> Extrait du document:
Les récentes
déclarations du gouverneur de la
Banque d'Algérie sur les réserves de change et la parité du
dinar ont, comme il est de tradition, suscité des réactions sceptiques. Le bas
de laine du pays, sujet sensible, court-il vraiment des risques ? Eclairage.
La parole du
gouverneur de la Banque
d'Algérie est, à défaut d'être contestée, source d'interrogations. Le thème,
récurrent, se rapporte à la protection des opulentes réserves de l'Algérie et
de leur rendement. L'opacité dont fait preuve la Banque centrale n'est pas
de nature à rassurer ceux qui s'inquiètent de la dévalorisation possible de ces
réserves au regard de la crise de la dette européenne et des mouvements erratiques
des marchés de capitaux. Mohamed Laksaci qui défend
une politique de prudence privilégiant la sécurité des placements plutôt que
leur rémunération a visiblement de la peine à surmonter le scepticisme ambiant.

> Liste des entrées:

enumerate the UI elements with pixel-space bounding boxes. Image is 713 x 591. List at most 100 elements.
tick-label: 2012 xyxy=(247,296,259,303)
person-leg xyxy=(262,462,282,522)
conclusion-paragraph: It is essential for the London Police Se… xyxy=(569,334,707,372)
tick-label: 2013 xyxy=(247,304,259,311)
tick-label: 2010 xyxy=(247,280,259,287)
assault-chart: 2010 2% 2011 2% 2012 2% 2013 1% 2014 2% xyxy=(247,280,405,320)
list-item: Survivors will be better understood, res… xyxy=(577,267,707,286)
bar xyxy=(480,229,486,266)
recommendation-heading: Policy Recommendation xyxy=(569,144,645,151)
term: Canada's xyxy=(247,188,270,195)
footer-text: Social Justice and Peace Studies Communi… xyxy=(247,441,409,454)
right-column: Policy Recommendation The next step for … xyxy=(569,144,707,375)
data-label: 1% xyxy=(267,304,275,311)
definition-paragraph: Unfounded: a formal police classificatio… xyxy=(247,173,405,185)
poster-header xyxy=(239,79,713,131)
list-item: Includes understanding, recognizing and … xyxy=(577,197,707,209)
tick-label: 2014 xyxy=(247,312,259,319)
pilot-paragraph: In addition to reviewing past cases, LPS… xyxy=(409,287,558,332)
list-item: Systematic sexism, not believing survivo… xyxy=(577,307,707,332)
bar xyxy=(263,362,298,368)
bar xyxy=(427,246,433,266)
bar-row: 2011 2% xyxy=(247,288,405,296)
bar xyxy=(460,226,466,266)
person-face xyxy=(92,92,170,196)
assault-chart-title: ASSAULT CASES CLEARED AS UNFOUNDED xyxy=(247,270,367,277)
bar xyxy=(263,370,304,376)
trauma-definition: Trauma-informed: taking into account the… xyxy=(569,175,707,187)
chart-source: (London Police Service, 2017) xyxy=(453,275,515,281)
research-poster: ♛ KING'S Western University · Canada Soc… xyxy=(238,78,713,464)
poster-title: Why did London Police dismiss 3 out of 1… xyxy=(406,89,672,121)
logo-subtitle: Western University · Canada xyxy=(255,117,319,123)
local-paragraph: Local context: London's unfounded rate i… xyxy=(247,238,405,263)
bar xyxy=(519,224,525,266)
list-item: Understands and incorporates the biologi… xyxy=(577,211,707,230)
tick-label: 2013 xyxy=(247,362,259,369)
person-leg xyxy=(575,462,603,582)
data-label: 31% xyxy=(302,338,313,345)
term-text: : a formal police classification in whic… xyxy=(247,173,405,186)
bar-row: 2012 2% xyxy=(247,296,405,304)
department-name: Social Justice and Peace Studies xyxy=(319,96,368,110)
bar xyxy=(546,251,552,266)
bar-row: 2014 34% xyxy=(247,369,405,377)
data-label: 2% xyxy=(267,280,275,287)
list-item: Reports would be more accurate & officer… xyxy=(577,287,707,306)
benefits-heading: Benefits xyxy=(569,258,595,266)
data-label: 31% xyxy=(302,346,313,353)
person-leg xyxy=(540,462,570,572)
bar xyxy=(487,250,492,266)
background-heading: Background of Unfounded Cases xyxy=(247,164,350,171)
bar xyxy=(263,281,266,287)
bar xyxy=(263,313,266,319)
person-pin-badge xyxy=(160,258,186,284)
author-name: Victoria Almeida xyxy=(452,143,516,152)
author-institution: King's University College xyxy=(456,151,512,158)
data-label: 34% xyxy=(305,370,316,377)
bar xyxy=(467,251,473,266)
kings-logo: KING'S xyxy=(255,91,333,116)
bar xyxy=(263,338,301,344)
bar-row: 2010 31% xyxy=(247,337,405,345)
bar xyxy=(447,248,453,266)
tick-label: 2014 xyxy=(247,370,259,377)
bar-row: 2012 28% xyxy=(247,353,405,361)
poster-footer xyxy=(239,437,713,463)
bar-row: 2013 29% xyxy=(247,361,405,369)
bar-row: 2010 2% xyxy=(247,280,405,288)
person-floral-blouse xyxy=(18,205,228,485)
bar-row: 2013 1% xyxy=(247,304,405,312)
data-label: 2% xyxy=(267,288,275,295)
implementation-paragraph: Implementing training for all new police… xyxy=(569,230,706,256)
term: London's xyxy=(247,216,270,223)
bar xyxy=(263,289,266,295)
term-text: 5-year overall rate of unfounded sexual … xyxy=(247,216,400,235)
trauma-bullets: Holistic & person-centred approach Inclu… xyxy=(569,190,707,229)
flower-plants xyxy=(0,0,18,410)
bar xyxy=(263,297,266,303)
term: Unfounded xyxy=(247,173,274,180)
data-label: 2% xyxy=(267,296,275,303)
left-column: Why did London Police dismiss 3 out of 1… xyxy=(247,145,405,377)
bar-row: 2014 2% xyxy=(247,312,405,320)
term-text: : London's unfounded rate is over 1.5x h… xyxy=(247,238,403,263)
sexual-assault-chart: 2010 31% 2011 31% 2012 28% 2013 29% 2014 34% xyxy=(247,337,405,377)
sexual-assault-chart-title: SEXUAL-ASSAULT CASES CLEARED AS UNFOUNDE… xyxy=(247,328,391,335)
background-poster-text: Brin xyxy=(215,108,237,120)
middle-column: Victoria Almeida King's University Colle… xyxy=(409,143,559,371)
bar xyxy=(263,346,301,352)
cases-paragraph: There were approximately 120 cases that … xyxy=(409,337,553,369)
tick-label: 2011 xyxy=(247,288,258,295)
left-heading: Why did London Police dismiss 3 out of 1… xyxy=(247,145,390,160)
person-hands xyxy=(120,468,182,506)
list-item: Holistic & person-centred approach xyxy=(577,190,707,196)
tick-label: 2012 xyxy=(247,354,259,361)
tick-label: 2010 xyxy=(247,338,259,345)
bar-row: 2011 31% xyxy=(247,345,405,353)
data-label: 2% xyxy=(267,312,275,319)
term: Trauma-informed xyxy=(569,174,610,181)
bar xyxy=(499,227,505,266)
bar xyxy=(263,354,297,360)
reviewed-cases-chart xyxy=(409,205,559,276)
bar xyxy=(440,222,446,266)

> Consigne A:
D'après l'extrait, quelle politique Mohamed Laksaci défend-il ?
> Consigne B:
Recopiez mot pour mot le passage de l'extrait qui commence par « Les récentes » et se poursuit jusqu'à « risques ? Eclairage. ».
Les entrées forment un matériau distinct de l'extrait.

> Réponse attendue A:
Une politique de prudence qui privilégie la sécurité des placements plutôt que leur rémunération.

> Réponse attendue B:
Les récentes
déclarations du gouverneur de la
Banque d'Algérie sur les réserves de change et la parité du
dinar ont, comme il est de tradition, suscité des réactions sceptiques. Le bas
de laine du pays, sujet sensible, court-il vraiment des risques ? Eclairage.